__PROBLEM DETAILS__: Search the listing below for the string "marker" and copy every line where it occurs.

-- start RECORDS FOR THIS EXERCISE --

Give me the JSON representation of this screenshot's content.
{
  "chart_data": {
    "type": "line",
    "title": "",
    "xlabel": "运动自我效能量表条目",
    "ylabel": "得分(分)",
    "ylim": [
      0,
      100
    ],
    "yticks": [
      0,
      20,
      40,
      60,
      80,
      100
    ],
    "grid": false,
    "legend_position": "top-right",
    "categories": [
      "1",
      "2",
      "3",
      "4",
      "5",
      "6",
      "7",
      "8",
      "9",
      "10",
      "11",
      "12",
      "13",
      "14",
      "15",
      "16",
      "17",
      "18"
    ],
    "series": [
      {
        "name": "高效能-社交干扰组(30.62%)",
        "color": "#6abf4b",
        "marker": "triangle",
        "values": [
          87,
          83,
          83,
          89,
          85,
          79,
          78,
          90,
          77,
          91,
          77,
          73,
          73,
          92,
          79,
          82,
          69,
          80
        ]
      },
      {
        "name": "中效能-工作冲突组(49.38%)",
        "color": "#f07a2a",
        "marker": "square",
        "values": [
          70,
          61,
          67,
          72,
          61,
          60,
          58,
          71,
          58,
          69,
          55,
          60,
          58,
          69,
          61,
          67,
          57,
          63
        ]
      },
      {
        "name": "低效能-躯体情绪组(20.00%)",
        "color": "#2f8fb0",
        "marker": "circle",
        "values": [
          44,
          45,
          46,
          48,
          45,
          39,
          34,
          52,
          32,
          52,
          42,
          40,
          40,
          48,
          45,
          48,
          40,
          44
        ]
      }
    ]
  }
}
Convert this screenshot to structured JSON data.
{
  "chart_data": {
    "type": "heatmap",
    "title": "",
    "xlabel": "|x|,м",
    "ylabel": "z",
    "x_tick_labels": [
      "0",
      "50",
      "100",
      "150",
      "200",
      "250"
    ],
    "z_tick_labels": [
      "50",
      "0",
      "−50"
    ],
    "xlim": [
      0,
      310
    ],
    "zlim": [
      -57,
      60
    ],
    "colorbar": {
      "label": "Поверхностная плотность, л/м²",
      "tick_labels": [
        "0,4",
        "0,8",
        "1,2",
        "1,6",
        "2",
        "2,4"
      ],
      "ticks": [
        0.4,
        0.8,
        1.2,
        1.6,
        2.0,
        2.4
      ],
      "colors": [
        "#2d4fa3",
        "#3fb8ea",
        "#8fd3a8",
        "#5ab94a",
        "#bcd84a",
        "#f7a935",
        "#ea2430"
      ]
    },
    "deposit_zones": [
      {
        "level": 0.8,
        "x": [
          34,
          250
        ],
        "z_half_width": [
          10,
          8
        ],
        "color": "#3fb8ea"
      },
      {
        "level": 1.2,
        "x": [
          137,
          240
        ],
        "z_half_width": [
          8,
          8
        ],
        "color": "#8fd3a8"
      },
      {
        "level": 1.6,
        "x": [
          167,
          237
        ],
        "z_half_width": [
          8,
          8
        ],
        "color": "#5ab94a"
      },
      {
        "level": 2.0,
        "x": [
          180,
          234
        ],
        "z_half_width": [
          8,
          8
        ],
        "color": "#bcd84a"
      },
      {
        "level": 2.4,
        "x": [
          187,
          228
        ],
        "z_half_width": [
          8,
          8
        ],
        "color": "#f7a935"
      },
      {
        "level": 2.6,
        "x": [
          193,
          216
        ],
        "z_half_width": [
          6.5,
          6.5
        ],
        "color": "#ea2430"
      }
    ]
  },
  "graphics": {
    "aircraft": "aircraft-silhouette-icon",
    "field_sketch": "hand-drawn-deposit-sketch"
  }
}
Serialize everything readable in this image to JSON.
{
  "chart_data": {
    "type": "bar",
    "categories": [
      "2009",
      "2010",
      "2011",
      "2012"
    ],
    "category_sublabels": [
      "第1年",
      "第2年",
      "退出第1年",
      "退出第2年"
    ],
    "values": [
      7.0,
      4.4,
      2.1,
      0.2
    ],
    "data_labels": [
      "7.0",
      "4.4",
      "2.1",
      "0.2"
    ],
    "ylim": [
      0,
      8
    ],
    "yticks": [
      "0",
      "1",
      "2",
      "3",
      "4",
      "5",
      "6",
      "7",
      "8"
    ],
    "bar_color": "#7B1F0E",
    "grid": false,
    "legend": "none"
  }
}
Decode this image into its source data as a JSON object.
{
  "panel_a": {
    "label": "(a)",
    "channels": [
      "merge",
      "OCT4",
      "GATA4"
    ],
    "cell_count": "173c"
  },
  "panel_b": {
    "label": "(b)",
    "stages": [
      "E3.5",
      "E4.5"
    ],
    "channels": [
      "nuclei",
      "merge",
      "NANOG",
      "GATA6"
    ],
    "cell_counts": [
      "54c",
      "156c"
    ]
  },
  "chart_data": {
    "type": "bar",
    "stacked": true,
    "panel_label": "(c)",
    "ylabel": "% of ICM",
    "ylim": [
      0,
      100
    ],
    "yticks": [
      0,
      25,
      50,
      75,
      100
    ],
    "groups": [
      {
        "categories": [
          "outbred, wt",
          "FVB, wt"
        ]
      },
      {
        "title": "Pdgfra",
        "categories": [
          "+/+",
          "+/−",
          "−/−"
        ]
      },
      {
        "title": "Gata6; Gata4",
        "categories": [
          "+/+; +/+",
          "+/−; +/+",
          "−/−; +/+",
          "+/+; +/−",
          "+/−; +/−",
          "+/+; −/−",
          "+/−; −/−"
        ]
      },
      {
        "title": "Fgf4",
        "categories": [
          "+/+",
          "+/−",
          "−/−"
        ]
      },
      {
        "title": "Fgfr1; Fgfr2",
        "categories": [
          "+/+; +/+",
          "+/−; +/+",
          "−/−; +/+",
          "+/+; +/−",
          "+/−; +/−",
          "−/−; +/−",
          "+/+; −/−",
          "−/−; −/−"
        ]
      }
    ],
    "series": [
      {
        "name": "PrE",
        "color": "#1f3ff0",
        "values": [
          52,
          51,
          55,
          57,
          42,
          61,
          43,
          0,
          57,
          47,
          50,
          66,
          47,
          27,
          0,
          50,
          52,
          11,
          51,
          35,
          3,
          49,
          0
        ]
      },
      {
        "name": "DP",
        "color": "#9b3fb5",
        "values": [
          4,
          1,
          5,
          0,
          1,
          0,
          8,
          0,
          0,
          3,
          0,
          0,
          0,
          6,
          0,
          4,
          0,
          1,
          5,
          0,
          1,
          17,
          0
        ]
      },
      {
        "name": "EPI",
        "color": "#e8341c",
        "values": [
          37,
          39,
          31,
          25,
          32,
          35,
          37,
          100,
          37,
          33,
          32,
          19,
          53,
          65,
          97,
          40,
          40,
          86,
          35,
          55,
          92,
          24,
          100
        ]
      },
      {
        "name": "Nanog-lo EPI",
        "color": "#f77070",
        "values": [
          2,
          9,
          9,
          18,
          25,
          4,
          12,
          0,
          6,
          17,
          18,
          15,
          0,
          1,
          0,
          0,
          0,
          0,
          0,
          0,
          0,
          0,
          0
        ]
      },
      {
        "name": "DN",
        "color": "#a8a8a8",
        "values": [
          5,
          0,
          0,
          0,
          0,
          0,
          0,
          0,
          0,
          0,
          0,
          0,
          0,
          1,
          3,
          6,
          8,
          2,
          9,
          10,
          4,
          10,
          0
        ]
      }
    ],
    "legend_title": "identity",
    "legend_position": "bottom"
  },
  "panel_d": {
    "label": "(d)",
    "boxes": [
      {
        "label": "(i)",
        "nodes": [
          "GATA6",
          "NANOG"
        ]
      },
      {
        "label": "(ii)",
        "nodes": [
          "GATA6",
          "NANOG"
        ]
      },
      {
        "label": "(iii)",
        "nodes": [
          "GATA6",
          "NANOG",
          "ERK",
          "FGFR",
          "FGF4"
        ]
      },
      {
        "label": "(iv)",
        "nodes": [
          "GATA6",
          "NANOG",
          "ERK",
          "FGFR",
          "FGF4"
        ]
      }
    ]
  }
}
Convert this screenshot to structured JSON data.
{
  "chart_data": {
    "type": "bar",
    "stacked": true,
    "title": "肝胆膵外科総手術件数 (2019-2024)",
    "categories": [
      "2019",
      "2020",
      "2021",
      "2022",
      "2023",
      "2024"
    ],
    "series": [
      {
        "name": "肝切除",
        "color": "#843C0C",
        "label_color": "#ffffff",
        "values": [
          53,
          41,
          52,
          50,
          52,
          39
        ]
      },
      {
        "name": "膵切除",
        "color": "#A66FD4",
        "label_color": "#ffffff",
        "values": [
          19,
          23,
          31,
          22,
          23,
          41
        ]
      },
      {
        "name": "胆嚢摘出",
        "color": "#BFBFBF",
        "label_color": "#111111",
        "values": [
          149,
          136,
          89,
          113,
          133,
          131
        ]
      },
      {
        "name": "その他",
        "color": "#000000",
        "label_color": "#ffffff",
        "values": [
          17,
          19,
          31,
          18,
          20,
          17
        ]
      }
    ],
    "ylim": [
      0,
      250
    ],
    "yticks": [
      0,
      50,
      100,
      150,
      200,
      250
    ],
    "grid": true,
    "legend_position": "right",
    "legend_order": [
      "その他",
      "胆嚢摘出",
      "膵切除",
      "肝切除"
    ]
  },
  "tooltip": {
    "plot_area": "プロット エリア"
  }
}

-- end RECORDS FOR THIS EXERCISE --

__SOLUTION FOR THIS TASK__:
        "marker": "triangle",
        "marker": "square",
        "marker": "circle",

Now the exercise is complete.